>> start Records for this task
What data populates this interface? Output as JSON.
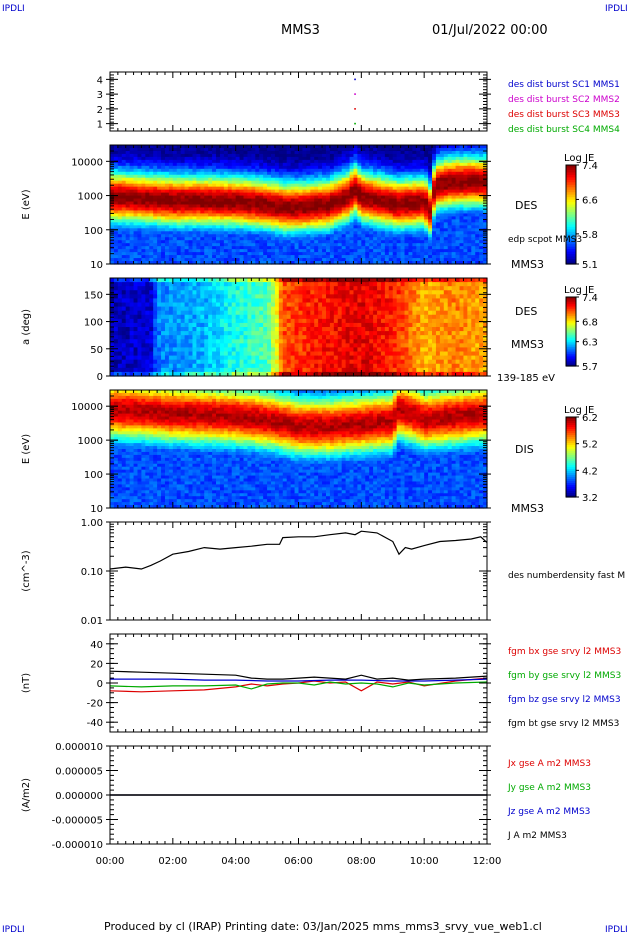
{
  "corner_mark": "IPDLI",
  "header": {
    "spacecraft": "MMS3",
    "date": "01/Jul/2022 00:00"
  },
  "footer": "Produced by cl (IRAP)   Printing date: 03/Jan/2025   mms_mms3_srvy_vue_web1.cl",
  "time_axis": {
    "ticks": [
      "00:00",
      "02:00",
      "04:00",
      "06:00",
      "08:00",
      "10:00",
      "12:00"
    ],
    "range_hours": [
      0,
      12
    ]
  },
  "chart_data": [
    {
      "type": "scatter",
      "panel": "burst",
      "ylim": [
        0.5,
        4.5
      ],
      "y_ticks": [
        "1",
        "2",
        "3",
        "4"
      ],
      "labels": [
        {
          "text": "des dist burst SC1 MMS1",
          "color": "#0000cc"
        },
        {
          "text": "des dist burst SC2 MMS2",
          "color": "#cc00cc"
        },
        {
          "text": "des dist burst SC3 MMS3",
          "color": "#dd0000"
        },
        {
          "text": "des dist burst SC4 MMS4",
          "color": "#00aa00"
        }
      ],
      "points": [
        {
          "x": 7.8,
          "y": 4,
          "color": "#0000cc"
        },
        {
          "x": 7.8,
          "y": 3,
          "color": "#cc00cc"
        },
        {
          "x": 7.8,
          "y": 2,
          "color": "#dd0000"
        },
        {
          "x": 7.8,
          "y": 1,
          "color": "#00aa00"
        }
      ]
    },
    {
      "type": "heatmap",
      "panel": "des_energy",
      "ylabel": "E (eV)",
      "yscale": "log",
      "ylim": [
        10,
        30000
      ],
      "y_ticks": [
        "10",
        "100",
        "1000",
        "10000"
      ],
      "side_labels": [
        "DES",
        "edp scpot MMS3",
        "MMS3"
      ],
      "colorbar": {
        "title": "Log JE",
        "ticks": [
          "7.4",
          "6.6",
          "5.8",
          "5.1"
        ],
        "range": [
          5.1,
          7.4
        ]
      },
      "peak_energy_profile": [
        [
          0,
          900
        ],
        [
          1,
          800
        ],
        [
          2,
          700
        ],
        [
          3,
          700
        ],
        [
          4,
          650
        ],
        [
          5,
          550
        ],
        [
          5.5,
          450
        ],
        [
          6,
          450
        ],
        [
          7,
          550
        ],
        [
          7.6,
          900
        ],
        [
          7.8,
          1500
        ],
        [
          8,
          900
        ],
        [
          8.6,
          700
        ],
        [
          9.2,
          550
        ],
        [
          10,
          650
        ],
        [
          10.2,
          350
        ],
        [
          10.4,
          2000
        ],
        [
          11,
          2500
        ],
        [
          12,
          2500
        ]
      ]
    },
    {
      "type": "heatmap",
      "panel": "des_pitch",
      "ylabel": "a (deg)",
      "ylim": [
        0,
        180
      ],
      "y_ticks": [
        "0",
        "50",
        "100",
        "150"
      ],
      "side_labels": [
        "DES",
        "MMS3",
        "139-185 eV"
      ],
      "colorbar": {
        "title": "Log JE",
        "ticks": [
          "7.4",
          "6.8",
          "6.3",
          "5.7"
        ],
        "range": [
          5.7,
          7.4
        ]
      },
      "mean_level_profile": [
        [
          0,
          0.05
        ],
        [
          1.3,
          0.08
        ],
        [
          1.5,
          0.25
        ],
        [
          3,
          0.3
        ],
        [
          4,
          0.4
        ],
        [
          5,
          0.45
        ],
        [
          5.3,
          0.6
        ],
        [
          5.5,
          0.8
        ],
        [
          6.5,
          0.85
        ],
        [
          8,
          0.9
        ],
        [
          9,
          0.85
        ],
        [
          10,
          0.7
        ],
        [
          11,
          0.75
        ],
        [
          12,
          0.7
        ]
      ]
    },
    {
      "type": "heatmap",
      "panel": "dis_energy",
      "ylabel": "E (eV)",
      "yscale": "log",
      "ylim": [
        10,
        30000
      ],
      "y_ticks": [
        "10",
        "100",
        "1000",
        "10000"
      ],
      "side_labels": [
        "DIS",
        "MMS3"
      ],
      "colorbar": {
        "title": "Log JE",
        "ticks": [
          "6.2",
          "5.2",
          "4.2",
          "3.2"
        ],
        "range": [
          3.2,
          6.2
        ]
      },
      "peak_energy_profile": [
        [
          0,
          8000
        ],
        [
          2,
          6000
        ],
        [
          4,
          5000
        ],
        [
          5.3,
          3500
        ],
        [
          6,
          2500
        ],
        [
          7,
          2500
        ],
        [
          8,
          3000
        ],
        [
          9,
          3500
        ],
        [
          9.2,
          8000
        ],
        [
          10,
          4000
        ],
        [
          11,
          5000
        ],
        [
          12,
          6000
        ]
      ]
    },
    {
      "type": "line",
      "panel": "density",
      "ylabel": "(cm^-3)",
      "yscale": "log",
      "ylim": [
        0.01,
        1.0
      ],
      "y_ticks": [
        "0.01",
        "0.10",
        "1.00"
      ],
      "series": [
        {
          "name": "des numberdensity fast M",
          "color": "#000000",
          "x": [
            0,
            0.5,
            1,
            1.3,
            1.6,
            2,
            2.5,
            3,
            3.5,
            4,
            4.5,
            5,
            5.4,
            5.5,
            6,
            6.5,
            7,
            7.5,
            7.8,
            8,
            8.5,
            9,
            9.2,
            9.4,
            9.6,
            10,
            10.5,
            11,
            11.5,
            11.8,
            12
          ],
          "y": [
            0.11,
            0.12,
            0.11,
            0.13,
            0.16,
            0.22,
            0.25,
            0.3,
            0.28,
            0.3,
            0.32,
            0.35,
            0.35,
            0.48,
            0.5,
            0.5,
            0.55,
            0.6,
            0.55,
            0.65,
            0.6,
            0.4,
            0.22,
            0.3,
            0.28,
            0.33,
            0.4,
            0.42,
            0.45,
            0.5,
            0.38
          ]
        }
      ]
    },
    {
      "type": "line",
      "panel": "magnetic_field",
      "ylabel": "(nT)",
      "ylim": [
        -50,
        50
      ],
      "y_ticks": [
        "-40",
        "-20",
        "0",
        "20",
        "40"
      ],
      "series": [
        {
          "name": "fgm bx gse srvy l2 MMS3",
          "color": "#dd0000",
          "x": [
            0,
            1,
            2,
            3,
            4,
            4.5,
            5,
            5.5,
            6,
            6.5,
            7,
            7.5,
            8,
            8.5,
            9,
            9.5,
            10,
            11,
            12
          ],
          "y": [
            -8,
            -9,
            -8,
            -7,
            -4,
            -1,
            -3,
            -1,
            0,
            2,
            0,
            1,
            -8,
            1,
            -1,
            1,
            -3,
            2,
            5
          ]
        },
        {
          "name": "fgm by gse srvy l2 MMS3",
          "color": "#00aa00",
          "x": [
            0,
            1,
            2,
            3,
            4,
            4.5,
            5,
            5.5,
            6,
            6.5,
            7,
            7.5,
            8,
            8.5,
            9,
            9.5,
            10,
            11,
            12
          ],
          "y": [
            -3,
            -4,
            -3,
            -3,
            -2,
            -6,
            -1,
            0,
            0,
            -2,
            1,
            -1,
            0,
            -1,
            -4,
            0,
            -2,
            0,
            1
          ]
        },
        {
          "name": "fgm bz gse srvy l2 MMS3",
          "color": "#0000cc",
          "x": [
            0,
            1,
            2,
            3,
            4,
            5,
            6,
            7,
            8,
            9,
            10,
            11,
            12
          ],
          "y": [
            4,
            4,
            4,
            3,
            3,
            2,
            2,
            3,
            3,
            2,
            2,
            3,
            4
          ]
        },
        {
          "name": "fgm bt gse srvy l2 MMS3",
          "color": "#000000",
          "x": [
            0,
            1,
            2,
            3,
            4,
            4.5,
            5,
            5.5,
            6,
            6.5,
            7,
            7.5,
            8,
            8.5,
            9,
            9.5,
            10,
            11,
            12
          ],
          "y": [
            12,
            11,
            10,
            9,
            8,
            5,
            4,
            4,
            5,
            6,
            5,
            4,
            8,
            4,
            5,
            3,
            4,
            5,
            7
          ]
        }
      ]
    },
    {
      "type": "line",
      "panel": "current",
      "ylabel": "(A/m2)",
      "ylim": [
        -1e-05,
        1e-05
      ],
      "y_ticks": [
        "-0.000010",
        "-0.000005",
        "0.000000",
        "0.000005",
        "0.000010"
      ],
      "series": [
        {
          "name": "Jx gse A m2 MMS3",
          "color": "#dd0000",
          "x": [
            0,
            12
          ],
          "y": [
            0,
            0
          ]
        },
        {
          "name": "Jy gse A m2 MMS3",
          "color": "#00aa00",
          "x": [
            0,
            12
          ],
          "y": [
            0,
            0
          ]
        },
        {
          "name": "Jz gse A m2 MMS3",
          "color": "#0000cc",
          "x": [
            0,
            12
          ],
          "y": [
            0,
            0
          ]
        },
        {
          "name": "J A m2 MMS3",
          "color": "#000000",
          "x": [
            0,
            12
          ],
          "y": [
            0,
            0
          ]
        }
      ]
    }
  ]
}
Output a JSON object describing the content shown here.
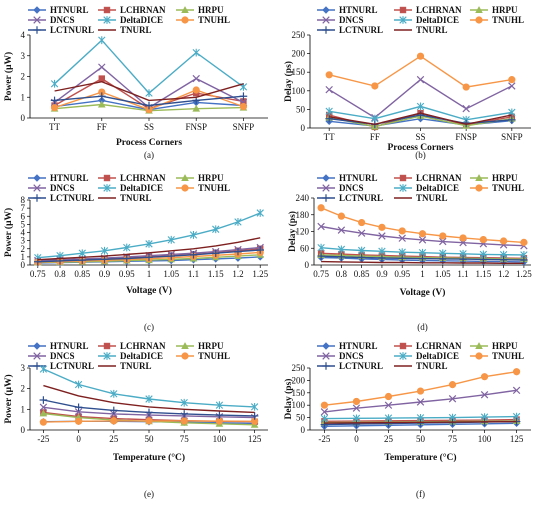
{
  "colors": {
    "HTNURL": "#4472C4",
    "LCHRNAN": "#C0504D",
    "HRPU": "#9BBB59",
    "DNCS": "#8064A2",
    "DeltaDICE": "#4BACC6",
    "TNUHL": "#F79646",
    "LCTNURL": "#2F4F8F",
    "TNURL": "#7F2020"
  },
  "chart_data": [
    {
      "type": "line",
      "panel": "(a)",
      "xlabel": "Process Corners",
      "ylabel": "Power (μW)",
      "categories": [
        "TT",
        "FF",
        "SS",
        "FNSP",
        "SNFP"
      ],
      "ylim": [
        0,
        4
      ],
      "yticks": [
        0,
        1,
        2,
        3,
        4
      ],
      "yticklabels": [
        "0",
        "1",
        "2",
        "3",
        "4"
      ],
      "series": [
        {
          "name": "HTNURL",
          "marker": "diamond",
          "values": [
            0.55,
            0.85,
            0.4,
            0.75,
            0.6
          ]
        },
        {
          "name": "LCHRNAN",
          "marker": "square",
          "values": [
            0.6,
            1.9,
            0.45,
            1.2,
            0.8
          ]
        },
        {
          "name": "HRPU",
          "marker": "triangle",
          "values": [
            0.45,
            0.65,
            0.35,
            0.45,
            0.5
          ]
        },
        {
          "name": "DNCS",
          "marker": "x",
          "values": [
            0.75,
            2.45,
            0.5,
            1.9,
            0.75
          ]
        },
        {
          "name": "DeltaDICE",
          "marker": "star",
          "values": [
            1.65,
            3.75,
            1.2,
            3.15,
            1.5
          ]
        },
        {
          "name": "TNUHL",
          "marker": "circle",
          "values": [
            0.5,
            1.25,
            0.4,
            1.35,
            0.55
          ]
        },
        {
          "name": "LCTNURL",
          "marker": "plus",
          "values": [
            0.85,
            1.05,
            0.6,
            0.85,
            1.05
          ]
        },
        {
          "name": "TNURL",
          "marker": "none",
          "values": [
            1.3,
            1.75,
            0.85,
            1.0,
            1.65
          ]
        }
      ]
    },
    {
      "type": "line",
      "panel": "(b)",
      "xlabel": "Process Corners",
      "ylabel": "Delay (ps)",
      "categories": [
        "TT",
        "FF",
        "SS",
        "FNSP",
        "SNFP"
      ],
      "ylim": [
        0,
        250
      ],
      "yticks": [
        0,
        50,
        100,
        150,
        200,
        250
      ],
      "yticklabels": [
        "0",
        "50",
        "100",
        "150",
        "200",
        "250"
      ],
      "series": [
        {
          "name": "HTNURL",
          "marker": "diamond",
          "values": [
            18,
            5,
            25,
            8,
            20
          ]
        },
        {
          "name": "LCHRNAN",
          "marker": "square",
          "values": [
            35,
            3,
            40,
            8,
            30
          ]
        },
        {
          "name": "HRPU",
          "marker": "triangle",
          "values": [
            28,
            4,
            32,
            6,
            25
          ]
        },
        {
          "name": "DNCS",
          "marker": "x",
          "values": [
            103,
            28,
            130,
            52,
            113
          ]
        },
        {
          "name": "DeltaDICE",
          "marker": "star",
          "values": [
            45,
            25,
            58,
            22,
            42
          ]
        },
        {
          "name": "TNUHL",
          "marker": "circle",
          "values": [
            143,
            113,
            193,
            110,
            130
          ]
        },
        {
          "name": "LCTNURL",
          "marker": "plus",
          "values": [
            25,
            10,
            35,
            12,
            22
          ]
        },
        {
          "name": "TNURL",
          "marker": "none",
          "values": [
            30,
            10,
            40,
            10,
            35
          ]
        }
      ]
    },
    {
      "type": "line",
      "panel": "(c)",
      "xlabel": "Voltage (V)",
      "ylabel": "Power (μW)",
      "categories": [
        "0.75",
        "0.8",
        "0.85",
        "0.9",
        "0.95",
        "1",
        "1.05",
        "1.1",
        "1.15",
        "1.2",
        "1.25"
      ],
      "ylim": [
        0,
        8
      ],
      "yticks": [
        0,
        1,
        2,
        3,
        4,
        5,
        6,
        7,
        8
      ],
      "yticklabels": [
        "0",
        "1",
        "2",
        "3",
        "4",
        "5",
        "6",
        "7",
        "8"
      ],
      "series": [
        {
          "name": "HTNURL",
          "marker": "diamond",
          "values": [
            0.25,
            0.3,
            0.35,
            0.4,
            0.45,
            0.5,
            0.55,
            0.65,
            0.75,
            0.85,
            1.0
          ]
        },
        {
          "name": "LCHRNAN",
          "marker": "square",
          "values": [
            0.45,
            0.55,
            0.65,
            0.75,
            0.85,
            1.0,
            1.15,
            1.3,
            1.5,
            1.75,
            2.0
          ]
        },
        {
          "name": "HRPU",
          "marker": "triangle",
          "values": [
            0.3,
            0.35,
            0.4,
            0.45,
            0.55,
            0.6,
            0.7,
            0.8,
            0.95,
            1.1,
            1.25
          ]
        },
        {
          "name": "DNCS",
          "marker": "x",
          "values": [
            0.55,
            0.65,
            0.75,
            0.85,
            1.0,
            1.15,
            1.3,
            1.45,
            1.65,
            1.9,
            2.15
          ]
        },
        {
          "name": "DeltaDICE",
          "marker": "star",
          "values": [
            0.9,
            1.15,
            1.45,
            1.75,
            2.15,
            2.6,
            3.1,
            3.7,
            4.4,
            5.3,
            6.4
          ]
        },
        {
          "name": "TNUHL",
          "marker": "circle",
          "values": [
            0.35,
            0.42,
            0.5,
            0.58,
            0.68,
            0.78,
            0.9,
            1.05,
            1.2,
            1.35,
            1.55
          ]
        },
        {
          "name": "LCTNURL",
          "marker": "plus",
          "values": [
            0.4,
            0.5,
            0.6,
            0.7,
            0.8,
            0.95,
            1.1,
            1.25,
            1.45,
            1.65,
            1.85
          ]
        },
        {
          "name": "TNURL",
          "marker": "none",
          "values": [
            0.65,
            0.8,
            0.95,
            1.1,
            1.3,
            1.5,
            1.75,
            2.0,
            2.35,
            2.8,
            3.35
          ]
        }
      ]
    },
    {
      "type": "line",
      "panel": "(d)",
      "xlabel": "Voltage (V)",
      "ylabel": "Delay (ps)",
      "categories": [
        "0.75",
        "0.8",
        "0.85",
        "0.9",
        "0.95",
        "1",
        "1.05",
        "1.1",
        "1.15",
        "1.2",
        "1.25"
      ],
      "ylim": [
        0,
        240
      ],
      "yticks": [
        0,
        60,
        120,
        180,
        240
      ],
      "yticklabels": [
        "0",
        "60",
        "120",
        "180",
        "240"
      ],
      "series": [
        {
          "name": "HTNURL",
          "marker": "diamond",
          "values": [
            27,
            25,
            22,
            20,
            18,
            16,
            15,
            14,
            13,
            12,
            11
          ]
        },
        {
          "name": "LCHRNAN",
          "marker": "square",
          "values": [
            42,
            39,
            36,
            34,
            32,
            30,
            28,
            27,
            26,
            25,
            24
          ]
        },
        {
          "name": "HRPU",
          "marker": "triangle",
          "values": [
            36,
            34,
            32,
            30,
            28,
            26,
            25,
            24,
            23,
            22,
            21
          ]
        },
        {
          "name": "DNCS",
          "marker": "x",
          "values": [
            138,
            125,
            114,
            104,
            96,
            90,
            84,
            80,
            76,
            72,
            69
          ]
        },
        {
          "name": "DeltaDICE",
          "marker": "star",
          "values": [
            62,
            56,
            52,
            49,
            46,
            44,
            42,
            40,
            38,
            37,
            36
          ]
        },
        {
          "name": "TNUHL",
          "marker": "circle",
          "values": [
            205,
            175,
            152,
            135,
            122,
            112,
            104,
            97,
            91,
            86,
            81
          ]
        },
        {
          "name": "LCTNURL",
          "marker": "plus",
          "values": [
            32,
            29,
            27,
            25,
            24,
            23,
            22,
            21,
            20,
            19,
            18
          ]
        },
        {
          "name": "TNURL",
          "marker": "none",
          "values": [
            12,
            11,
            10,
            9,
            9,
            8,
            8,
            7,
            7,
            6,
            6
          ]
        }
      ]
    },
    {
      "type": "line",
      "panel": "(e)",
      "xlabel": "Temperature (°C)",
      "ylabel": "Power (μW)",
      "categories": [
        "-25",
        "0",
        "25",
        "50",
        "75",
        "100",
        "125"
      ],
      "ylim": [
        0,
        3
      ],
      "yticks": [
        0,
        1,
        2,
        3
      ],
      "yticklabels": [
        "0",
        "1",
        "2",
        "3"
      ],
      "series": [
        {
          "name": "HTNURL",
          "marker": "diamond",
          "values": [
            0.4,
            0.42,
            0.42,
            0.4,
            0.38,
            0.35,
            0.32
          ]
        },
        {
          "name": "LCHRNAN",
          "marker": "square",
          "values": [
            0.85,
            0.65,
            0.55,
            0.5,
            0.45,
            0.42,
            0.4
          ]
        },
        {
          "name": "HRPU",
          "marker": "triangle",
          "values": [
            0.8,
            0.6,
            0.48,
            0.42,
            0.35,
            0.3,
            0.25
          ]
        },
        {
          "name": "DNCS",
          "marker": "x",
          "values": [
            1.1,
            0.88,
            0.78,
            0.72,
            0.68,
            0.64,
            0.6
          ]
        },
        {
          "name": "DeltaDICE",
          "marker": "star",
          "values": [
            2.95,
            2.2,
            1.75,
            1.5,
            1.32,
            1.2,
            1.12
          ]
        },
        {
          "name": "TNUHL",
          "marker": "circle",
          "values": [
            0.38,
            0.42,
            0.44,
            0.44,
            0.44,
            0.43,
            0.42
          ]
        },
        {
          "name": "LCTNURL",
          "marker": "plus",
          "values": [
            1.45,
            1.1,
            0.95,
            0.85,
            0.78,
            0.72,
            0.68
          ]
        },
        {
          "name": "TNURL",
          "marker": "none",
          "values": [
            2.15,
            1.65,
            1.32,
            1.12,
            1.0,
            0.92,
            0.85
          ]
        }
      ]
    },
    {
      "type": "line",
      "panel": "(f)",
      "xlabel": "Temperature (°C)",
      "ylabel": "Delay (ps)",
      "categories": [
        "-25",
        "0",
        "25",
        "50",
        "75",
        "100",
        "125"
      ],
      "ylim": [
        0,
        250
      ],
      "yticks": [
        0,
        50,
        100,
        150,
        200,
        250
      ],
      "yticklabels": [
        "0",
        "50",
        "100",
        "150",
        "200",
        "250"
      ],
      "series": [
        {
          "name": "HTNURL",
          "marker": "diamond",
          "values": [
            15,
            17,
            19,
            21,
            23,
            25,
            27
          ]
        },
        {
          "name": "LCHRNAN",
          "marker": "square",
          "values": [
            35,
            36,
            37,
            38,
            39,
            40,
            42
          ]
        },
        {
          "name": "HRPU",
          "marker": "triangle",
          "values": [
            30,
            31,
            32,
            33,
            34,
            35,
            36
          ]
        },
        {
          "name": "DNCS",
          "marker": "x",
          "values": [
            73,
            88,
            100,
            113,
            126,
            142,
            160
          ]
        },
        {
          "name": "DeltaDICE",
          "marker": "star",
          "values": [
            46,
            47,
            48,
            49,
            50,
            52,
            54
          ]
        },
        {
          "name": "TNUHL",
          "marker": "circle",
          "values": [
            100,
            115,
            135,
            157,
            183,
            215,
            235
          ]
        },
        {
          "name": "LCTNURL",
          "marker": "plus",
          "values": [
            22,
            24,
            26,
            28,
            30,
            32,
            34
          ]
        },
        {
          "name": "TNURL",
          "marker": "none",
          "values": [
            28,
            29,
            30,
            31,
            32,
            33,
            34
          ]
        }
      ]
    }
  ]
}
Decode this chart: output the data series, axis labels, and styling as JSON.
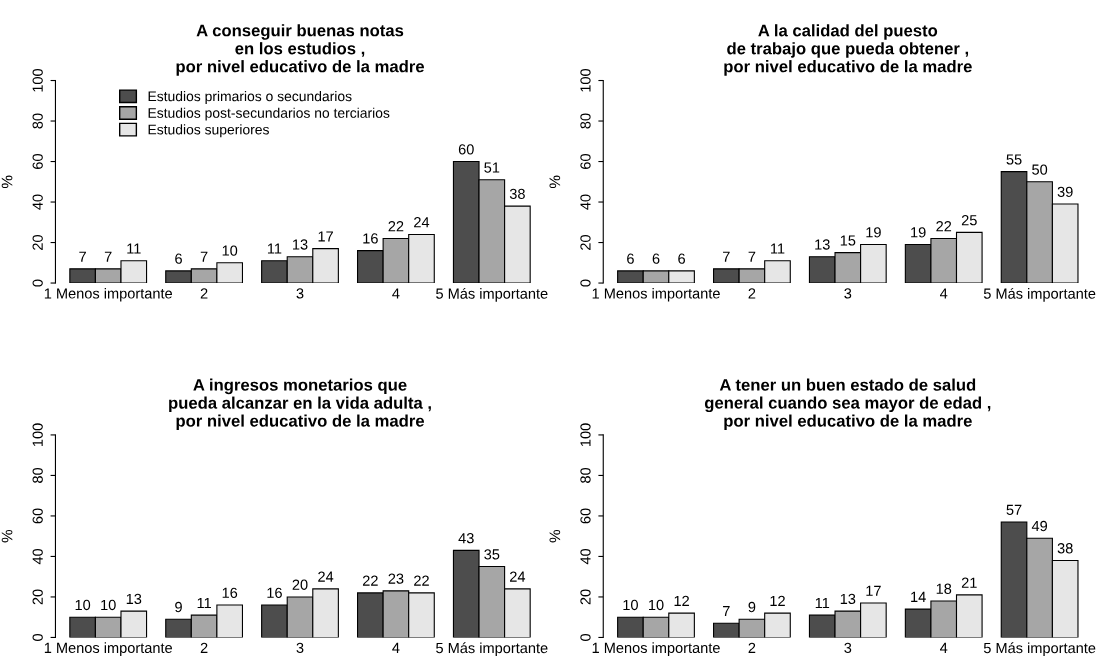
>> end Records for this task
The request: Go through the entries and return each line where the word "date" appears.

Answer for the task:
    "date": "01/Jul/2022 00:00"
  "footer": "Produced by cl (IRAP)   Printing date: 03/Jan/2025   mms_mms3_srvy_vue_web1.cl",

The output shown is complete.